[Excerpts from a figure dataset]
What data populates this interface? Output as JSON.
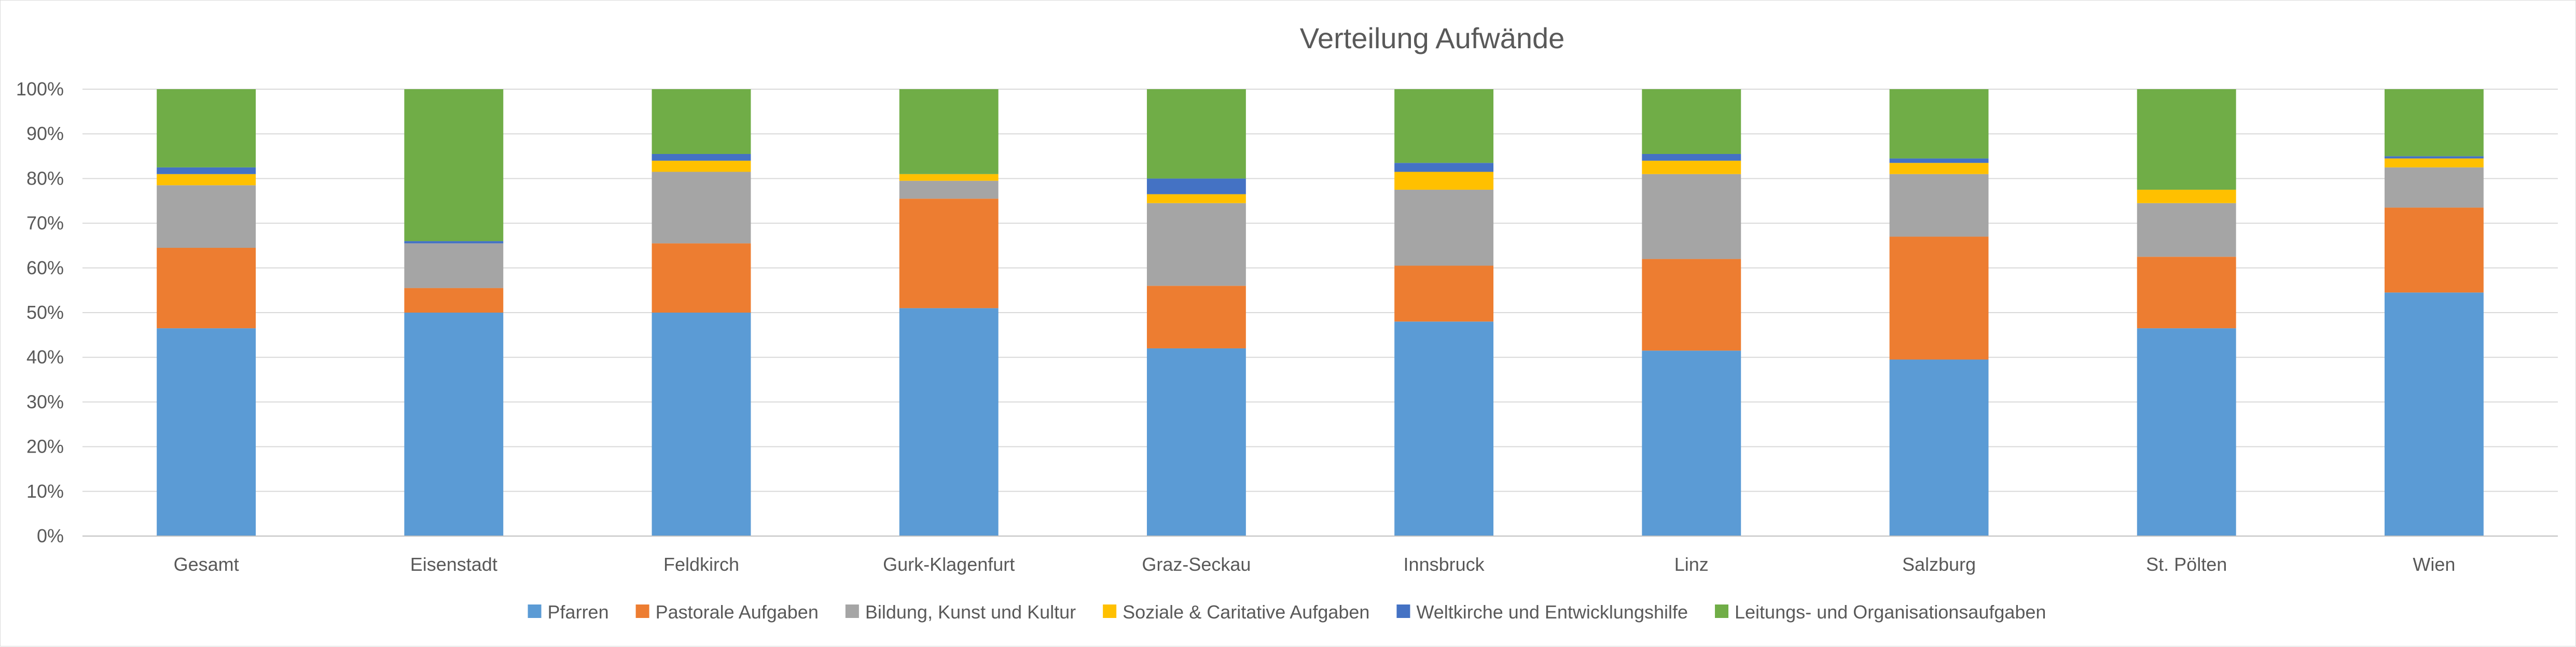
{
  "chart_data": {
    "type": "bar",
    "stacked": true,
    "percent": true,
    "title": "Verteilung Aufwände",
    "xlabel": "",
    "ylabel": "",
    "ylim": [
      0,
      100
    ],
    "y_ticks": [
      "0%",
      "10%",
      "20%",
      "30%",
      "40%",
      "50%",
      "60%",
      "70%",
      "80%",
      "90%",
      "100%"
    ],
    "grid": true,
    "legend_position": "bottom",
    "categories": [
      "Gesamt",
      "Eisenstadt",
      "Feldkirch",
      "Gurk-Klagenfurt",
      "Graz-Seckau",
      "Innsbruck",
      "Linz",
      "Salzburg",
      "St. Pölten",
      "Wien"
    ],
    "series": [
      {
        "name": "Pfarren",
        "color": "#5b9bd5",
        "values": [
          46.5,
          50.0,
          50.0,
          51.0,
          42.0,
          48.0,
          41.5,
          39.5,
          46.5,
          54.5
        ]
      },
      {
        "name": "Pastorale Aufgaben",
        "color": "#ed7d31",
        "values": [
          18.0,
          5.5,
          15.5,
          24.5,
          14.0,
          12.5,
          20.5,
          27.5,
          16.0,
          19.0
        ]
      },
      {
        "name": "Bildung, Kunst und Kultur",
        "color": "#a5a5a5",
        "values": [
          14.0,
          10.0,
          16.0,
          4.0,
          18.5,
          17.0,
          19.0,
          14.0,
          12.0,
          9.0
        ]
      },
      {
        "name": "Soziale & Caritative Aufgaben",
        "color": "#ffc000",
        "values": [
          2.5,
          0.0,
          2.5,
          1.5,
          2.0,
          4.0,
          3.0,
          2.5,
          3.0,
          2.0
        ]
      },
      {
        "name": "Weltkirche und Entwicklungshilfe",
        "color": "#4472c4",
        "values": [
          1.5,
          0.5,
          1.5,
          0.0,
          3.5,
          2.0,
          1.5,
          1.0,
          0.0,
          0.5
        ]
      },
      {
        "name": "Leitungs- und Organisationsaufgaben",
        "color": "#70ad47",
        "values": [
          17.5,
          34.0,
          14.5,
          19.0,
          20.0,
          16.5,
          14.5,
          15.5,
          22.5,
          15.0
        ]
      }
    ]
  }
}
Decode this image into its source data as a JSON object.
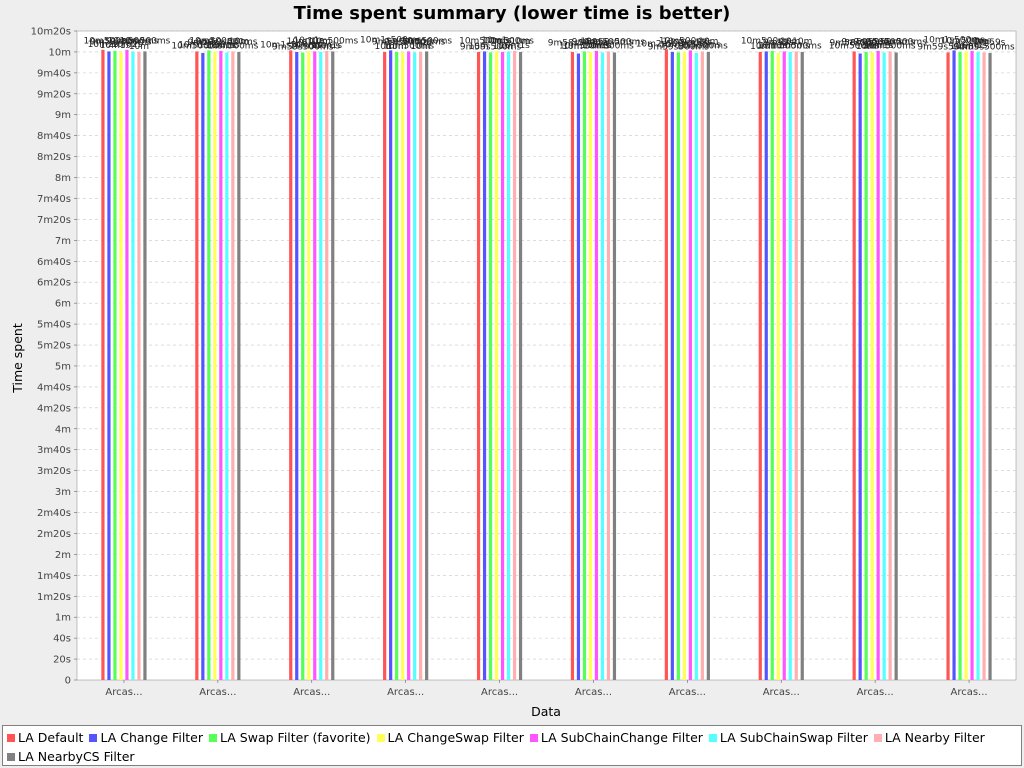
{
  "chart_data": {
    "type": "bar",
    "title": "Time spent summary (lower time is better)",
    "xlabel": "Data",
    "ylabel": "Time spent",
    "ylim_ms": [
      0,
      620000
    ],
    "yticks": [
      {
        "ms": 0,
        "label": "0"
      },
      {
        "ms": 20000,
        "label": "20s"
      },
      {
        "ms": 40000,
        "label": "40s"
      },
      {
        "ms": 60000,
        "label": "1m"
      },
      {
        "ms": 80000,
        "label": "1m20s"
      },
      {
        "ms": 100000,
        "label": "1m40s"
      },
      {
        "ms": 120000,
        "label": "2m"
      },
      {
        "ms": 140000,
        "label": "2m20s"
      },
      {
        "ms": 160000,
        "label": "2m40s"
      },
      {
        "ms": 180000,
        "label": "3m"
      },
      {
        "ms": 200000,
        "label": "3m20s"
      },
      {
        "ms": 220000,
        "label": "3m40s"
      },
      {
        "ms": 240000,
        "label": "4m"
      },
      {
        "ms": 260000,
        "label": "4m20s"
      },
      {
        "ms": 280000,
        "label": "4m40s"
      },
      {
        "ms": 300000,
        "label": "5m"
      },
      {
        "ms": 320000,
        "label": "5m20s"
      },
      {
        "ms": 340000,
        "label": "5m40s"
      },
      {
        "ms": 360000,
        "label": "6m"
      },
      {
        "ms": 380000,
        "label": "6m20s"
      },
      {
        "ms": 400000,
        "label": "6m40s"
      },
      {
        "ms": 420000,
        "label": "7m"
      },
      {
        "ms": 440000,
        "label": "7m20s"
      },
      {
        "ms": 460000,
        "label": "7m40s"
      },
      {
        "ms": 480000,
        "label": "8m"
      },
      {
        "ms": 500000,
        "label": "8m20s"
      },
      {
        "ms": 520000,
        "label": "8m40s"
      },
      {
        "ms": 540000,
        "label": "9m"
      },
      {
        "ms": 560000,
        "label": "9m20s"
      },
      {
        "ms": 580000,
        "label": "9m40s"
      },
      {
        "ms": 600000,
        "label": "10m"
      },
      {
        "ms": 620000,
        "label": "10m20s"
      }
    ],
    "categories": [
      "Arcas...",
      "Arcas...",
      "Arcas...",
      "Arcas...",
      "Arcas...",
      "Arcas...",
      "Arcas...",
      "Arcas...",
      "Arcas...",
      "Arcas..."
    ],
    "series": [
      {
        "name": "LA Default",
        "color": "#ff5555",
        "values_ms": [
          602000,
          600500,
          601500,
          600000,
          600000,
          600000,
          602500,
          600000,
          600500,
          599500
        ]
      },
      {
        "name": "LA Change Filter",
        "color": "#5555ff",
        "values_ms": [
          600500,
          599000,
          600000,
          601500,
          600500,
          598500,
          600000,
          600500,
          598500,
          601500
        ]
      },
      {
        "name": "LA Swap Filter (favorite)",
        "color": "#55ff55",
        "values_ms": [
          601000,
          601500,
          599500,
          600000,
          599500,
          600500,
          599500,
          601000,
          600000,
          600000
        ]
      },
      {
        "name": "LA ChangeSwap Filter",
        "color": "#ffff55",
        "values_ms": [
          599500,
          600500,
          601000,
          599500,
          601000,
          600000,
          600500,
          599000,
          599500,
          600500
        ]
      },
      {
        "name": "LA SubChainChange Filter",
        "color": "#ff55ff",
        "values_ms": [
          602000,
          601000,
          600500,
          600500,
          600000,
          601000,
          601500,
          600500,
          601000,
          601000
        ]
      },
      {
        "name": "LA SubChainSwap Filter",
        "color": "#55ffff",
        "values_ms": [
          600500,
          599500,
          600000,
          599500,
          600500,
          599500,
          599000,
          600000,
          599500,
          600000
        ]
      },
      {
        "name": "LA Nearby Filter",
        "color": "#ffafaf",
        "values_ms": [
          600000,
          600500,
          601000,
          600000,
          601000,
          600500,
          600500,
          600500,
          600500,
          599500
        ]
      },
      {
        "name": "LA NearbyCS Filter",
        "color": "#808080",
        "values_ms": [
          600500,
          600000,
          600500,
          600500,
          600000,
          599500,
          600000,
          600000,
          599500,
          599000
        ]
      }
    ]
  }
}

### Written exercise
Without the pictures, reproduce every line of the records above exactly.

### Reply to the task
What data populates this interface? Output as JSON.
{
  "chart_data": {
    "type": "bar",
    "stacked": true,
    "percent": true,
    "title": "Verteilung Aufwände",
    "xlabel": "",
    "ylabel": "",
    "ylim": [
      0,
      100
    ],
    "y_ticks": [
      "0%",
      "10%",
      "20%",
      "30%",
      "40%",
      "50%",
      "60%",
      "70%",
      "80%",
      "90%",
      "100%"
    ],
    "grid": true,
    "legend_position": "bottom",
    "categories": [
      "Gesamt",
      "Eisenstadt",
      "Feldkirch",
      "Gurk-Klagenfurt",
      "Graz-Seckau",
      "Innsbruck",
      "Linz",
      "Salzburg",
      "St. Pölten",
      "Wien"
    ],
    "series": [
      {
        "name": "Pfarren",
        "color": "#5b9bd5",
        "values": [
          46.5,
          50.0,
          50.0,
          51.0,
          42.0,
          48.0,
          41.5,
          39.5,
          46.5,
          54.5
        ]
      },
      {
        "name": "Pastorale Aufgaben",
        "color": "#ed7d31",
        "values": [
          18.0,
          5.5,
          15.5,
          24.5,
          14.0,
          12.5,
          20.5,
          27.5,
          16.0,
          19.0
        ]
      },
      {
        "name": "Bildung, Kunst und Kultur",
        "color": "#a5a5a5",
        "values": [
          14.0,
          10.0,
          16.0,
          4.0,
          18.5,
          17.0,
          19.0,
          14.0,
          12.0,
          9.0
        ]
      },
      {
        "name": "Soziale & Caritative Aufgaben",
        "color": "#ffc000",
        "values": [
          2.5,
          0.0,
          2.5,
          1.5,
          2.0,
          4.0,
          3.0,
          2.5,
          3.0,
          2.0
        ]
      },
      {
        "name": "Weltkirche und Entwicklungshilfe",
        "color": "#4472c4",
        "values": [
          1.5,
          0.5,
          1.5,
          0.0,
          3.5,
          2.0,
          1.5,
          1.0,
          0.0,
          0.5
        ]
      },
      {
        "name": "Leitungs- und Organisationsaufgaben",
        "color": "#70ad47",
        "values": [
          17.5,
          34.0,
          14.5,
          19.0,
          20.0,
          16.5,
          14.5,
          15.5,
          22.5,
          15.0
        ]
      }
    ]
  }
}
Decode this image into its source data as a JSON object.
{
  "chart_data": {
    "type": "bar",
    "title": "Time spent summary (lower time is better)",
    "xlabel": "Data",
    "ylabel": "Time spent",
    "ylim_ms": [
      0,
      620000
    ],
    "yticks": [
      {
        "ms": 0,
        "label": "0"
      },
      {
        "ms": 20000,
        "label": "20s"
      },
      {
        "ms": 40000,
        "label": "40s"
      },
      {
        "ms": 60000,
        "label": "1m"
      },
      {
        "ms": 80000,
        "label": "1m20s"
      },
      {
        "ms": 100000,
        "label": "1m40s"
      },
      {
        "ms": 120000,
        "label": "2m"
      },
      {
        "ms": 140000,
        "label": "2m20s"
      },
      {
        "ms": 160000,
        "label": "2m40s"
      },
      {
        "ms": 180000,
        "label": "3m"
      },
      {
        "ms": 200000,
        "label": "3m20s"
      },
      {
        "ms": 220000,
        "label": "3m40s"
      },
      {
        "ms": 240000,
        "label": "4m"
      },
      {
        "ms": 260000,
        "label": "4m20s"
      },
      {
        "ms": 280000,
        "label": "4m40s"
      },
      {
        "ms": 300000,
        "label": "5m"
      },
      {
        "ms": 320000,
        "label": "5m20s"
      },
      {
        "ms": 340000,
        "label": "5m40s"
      },
      {
        "ms": 360000,
        "label": "6m"
      },
      {
        "ms": 380000,
        "label": "6m20s"
      },
      {
        "ms": 400000,
        "label": "6m40s"
      },
      {
        "ms": 420000,
        "label": "7m"
      },
      {
        "ms": 440000,
        "label": "7m20s"
      },
      {
        "ms": 460000,
        "label": "7m40s"
      },
      {
        "ms": 480000,
        "label": "8m"
      },
      {
        "ms": 500000,
        "label": "8m20s"
      },
      {
        "ms": 520000,
        "label": "8m40s"
      },
      {
        "ms": 540000,
        "label": "9m"
      },
      {
        "ms": 560000,
        "label": "9m20s"
      },
      {
        "ms": 580000,
        "label": "9m40s"
      },
      {
        "ms": 600000,
        "label": "10m"
      },
      {
        "ms": 620000,
        "label": "10m20s"
      }
    ],
    "categories": [
      "Arcas...",
      "Arcas...",
      "Arcas...",
      "Arcas...",
      "Arcas...",
      "Arcas...",
      "Arcas...",
      "Arcas...",
      "Arcas...",
      "Arcas..."
    ],
    "series": [
      {
        "name": "LA Default",
        "color": "#ff5555",
        "values_ms": [
          602000,
          600500,
          601500,
          600000,
          600000,
          600000,
          602500,
          600000,
          600500,
          599500
        ]
      },
      {
        "name": "LA Change Filter",
        "color": "#5555ff",
        "values_ms": [
          600500,
          599000,
          600000,
          601500,
          600500,
          598500,
          600000,
          600500,
          598500,
          601500
        ]
      },
      {
        "name": "LA Swap Filter (favorite)",
        "color": "#55ff55",
        "values_ms": [
          601000,
          601500,
          599500,
          600000,
          599500,
          600500,
          599500,
          601000,
          600000,
          600000
        ]
      },
      {
        "name": "LA ChangeSwap Filter",
        "color": "#ffff55",
        "values_ms": [
          599500,
          600500,
          601000,
          599500,
          601000,
          600000,
          600500,
          599000,
          599500,
          600500
        ]
      },
      {
        "name": "LA SubChainChange Filter",
        "color": "#ff55ff",
        "values_ms": [
          602000,
          601000,
          600500,
          600500,
          600000,
          601000,
          601500,
          600500,
          601000,
          601000
        ]
      },
      {
        "name": "LA SubChainSwap Filter",
        "color": "#55ffff",
        "values_ms": [
          600500,
          599500,
          600000,
          599500,
          600500,
          599500,
          599000,
          600000,
          599500,
          600000
        ]
      },
      {
        "name": "LA Nearby Filter",
        "color": "#ffafaf",
        "values_ms": [
          600000,
          600500,
          601000,
          600000,
          601000,
          600500,
          600500,
          600500,
          600500,
          599500
        ]
      },
      {
        "name": "LA NearbyCS Filter",
        "color": "#808080",
        "values_ms": [
          600500,
          600000,
          600500,
          600500,
          600000,
          599500,
          600000,
          600000,
          599500,
          599000
        ]
      }
    ]
  }
}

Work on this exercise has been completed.